Directive | Output the entries below exactly as written, omitting pictures.

Provided material |
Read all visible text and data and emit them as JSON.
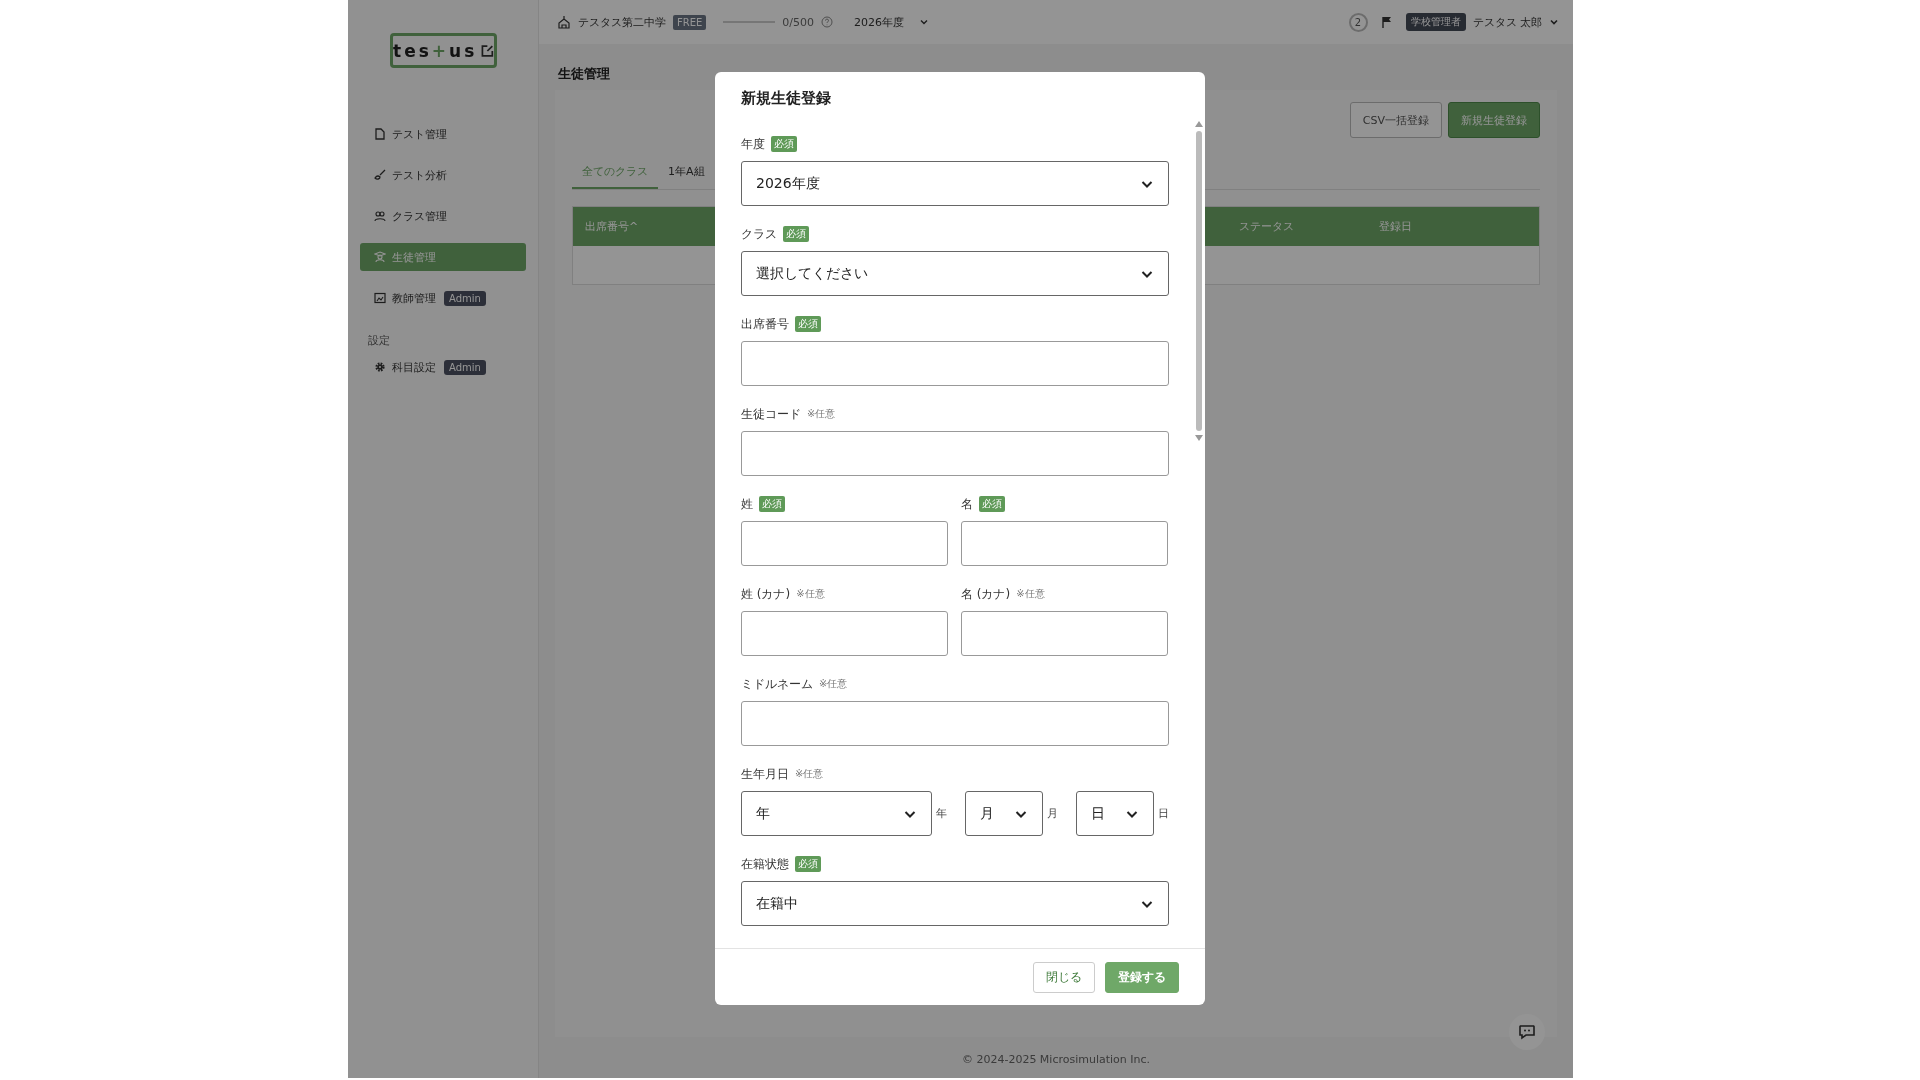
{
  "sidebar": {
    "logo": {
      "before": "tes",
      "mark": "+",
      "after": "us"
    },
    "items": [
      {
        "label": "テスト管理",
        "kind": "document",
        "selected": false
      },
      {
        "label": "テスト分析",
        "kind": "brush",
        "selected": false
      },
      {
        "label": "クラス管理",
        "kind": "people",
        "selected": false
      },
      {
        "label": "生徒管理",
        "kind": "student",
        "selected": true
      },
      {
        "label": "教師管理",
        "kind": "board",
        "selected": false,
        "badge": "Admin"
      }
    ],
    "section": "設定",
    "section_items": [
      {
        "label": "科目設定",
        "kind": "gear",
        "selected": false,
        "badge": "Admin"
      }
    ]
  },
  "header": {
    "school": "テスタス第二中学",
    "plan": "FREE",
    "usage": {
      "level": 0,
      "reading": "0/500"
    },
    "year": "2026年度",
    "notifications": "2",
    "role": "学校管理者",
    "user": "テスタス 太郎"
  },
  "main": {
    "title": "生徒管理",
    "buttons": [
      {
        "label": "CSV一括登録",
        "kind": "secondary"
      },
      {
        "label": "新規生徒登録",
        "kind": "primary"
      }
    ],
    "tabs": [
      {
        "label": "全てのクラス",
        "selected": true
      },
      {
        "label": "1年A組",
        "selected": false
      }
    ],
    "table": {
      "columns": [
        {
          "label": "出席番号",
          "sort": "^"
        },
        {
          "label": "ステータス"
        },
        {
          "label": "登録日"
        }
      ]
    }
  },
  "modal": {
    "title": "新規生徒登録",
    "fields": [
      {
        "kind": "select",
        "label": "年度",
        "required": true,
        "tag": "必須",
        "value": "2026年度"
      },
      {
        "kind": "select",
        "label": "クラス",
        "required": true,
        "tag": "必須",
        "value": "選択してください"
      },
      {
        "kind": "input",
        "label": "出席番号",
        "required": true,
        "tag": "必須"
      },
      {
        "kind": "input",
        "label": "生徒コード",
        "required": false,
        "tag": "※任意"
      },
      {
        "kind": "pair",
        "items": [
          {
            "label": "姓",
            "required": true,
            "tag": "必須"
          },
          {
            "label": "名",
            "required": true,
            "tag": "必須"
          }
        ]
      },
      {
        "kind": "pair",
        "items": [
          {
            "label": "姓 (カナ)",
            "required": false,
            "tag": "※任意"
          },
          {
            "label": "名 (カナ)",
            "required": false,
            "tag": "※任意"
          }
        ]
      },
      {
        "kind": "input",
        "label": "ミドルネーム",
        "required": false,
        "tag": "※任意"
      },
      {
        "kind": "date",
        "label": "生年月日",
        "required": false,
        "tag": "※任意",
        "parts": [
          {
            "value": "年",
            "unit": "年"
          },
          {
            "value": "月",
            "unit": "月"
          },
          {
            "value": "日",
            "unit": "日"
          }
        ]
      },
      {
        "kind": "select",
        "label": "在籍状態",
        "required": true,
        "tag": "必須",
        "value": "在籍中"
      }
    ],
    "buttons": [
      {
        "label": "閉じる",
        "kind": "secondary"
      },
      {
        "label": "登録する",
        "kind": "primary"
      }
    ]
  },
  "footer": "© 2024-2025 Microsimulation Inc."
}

Solution for this task |
Read all visible text and data and emit them as JSON.
{
  "sidebar": {
    "logo": {
      "before": "tes",
      "mark": "+",
      "after": "us"
    },
    "items": [
      {
        "label": "テスト管理",
        "kind": "document",
        "selected": false
      },
      {
        "label": "テスト分析",
        "kind": "brush",
        "selected": false
      },
      {
        "label": "クラス管理",
        "kind": "people",
        "selected": false
      },
      {
        "label": "生徒管理",
        "kind": "student",
        "selected": true
      },
      {
        "label": "教師管理",
        "kind": "board",
        "selected": false,
        "badge": "Admin"
      }
    ],
    "section": "設定",
    "section_items": [
      {
        "label": "科目設定",
        "kind": "gear",
        "selected": false,
        "badge": "Admin"
      }
    ]
  },
  "header": {
    "school": "テスタス第二中学",
    "plan": "FREE",
    "usage": {
      "level": 0,
      "reading": "0/500"
    },
    "year": "2026年度",
    "notifications": "2",
    "role": "学校管理者",
    "user": "テスタス 太郎"
  },
  "main": {
    "title": "生徒管理",
    "buttons": [
      {
        "label": "CSV一括登録",
        "kind": "secondary"
      },
      {
        "label": "新規生徒登録",
        "kind": "primary"
      }
    ],
    "tabs": [
      {
        "label": "全てのクラス",
        "selected": true
      },
      {
        "label": "1年A組",
        "selected": false
      }
    ],
    "table": {
      "columns": [
        {
          "label": "出席番号",
          "sort": "^"
        },
        {
          "label": "ステータス"
        },
        {
          "label": "登録日"
        }
      ]
    }
  },
  "modal": {
    "title": "新規生徒登録",
    "fields": [
      {
        "kind": "select",
        "label": "年度",
        "required": true,
        "tag": "必須",
        "value": "2026年度"
      },
      {
        "kind": "select",
        "label": "クラス",
        "required": true,
        "tag": "必須",
        "value": "選択してください"
      },
      {
        "kind": "input",
        "label": "出席番号",
        "required": true,
        "tag": "必須"
      },
      {
        "kind": "input",
        "label": "生徒コード",
        "required": false,
        "tag": "※任意"
      },
      {
        "kind": "pair",
        "items": [
          {
            "label": "姓",
            "required": true,
            "tag": "必須"
          },
          {
            "label": "名",
            "required": true,
            "tag": "必須"
          }
        ]
      },
      {
        "kind": "pair",
        "items": [
          {
            "label": "姓 (カナ)",
            "required": false,
            "tag": "※任意"
          },
          {
            "label": "名 (カナ)",
            "required": false,
            "tag": "※任意"
          }
        ]
      },
      {
        "kind": "input",
        "label": "ミドルネーム",
        "required": false,
        "tag": "※任意"
      },
      {
        "kind": "date",
        "label": "生年月日",
        "required": false,
        "tag": "※任意",
        "parts": [
          {
            "value": "年",
            "unit": "年"
          },
          {
            "value": "月",
            "unit": "月"
          },
          {
            "value": "日",
            "unit": "日"
          }
        ]
      },
      {
        "kind": "select",
        "label": "在籍状態",
        "required": true,
        "tag": "必須",
        "value": "在籍中"
      }
    ],
    "buttons": [
      {
        "label": "閉じる",
        "kind": "secondary"
      },
      {
        "label": "登録する",
        "kind": "primary"
      }
    ]
  },
  "footer": "© 2024-2025 Microsimulation Inc."
}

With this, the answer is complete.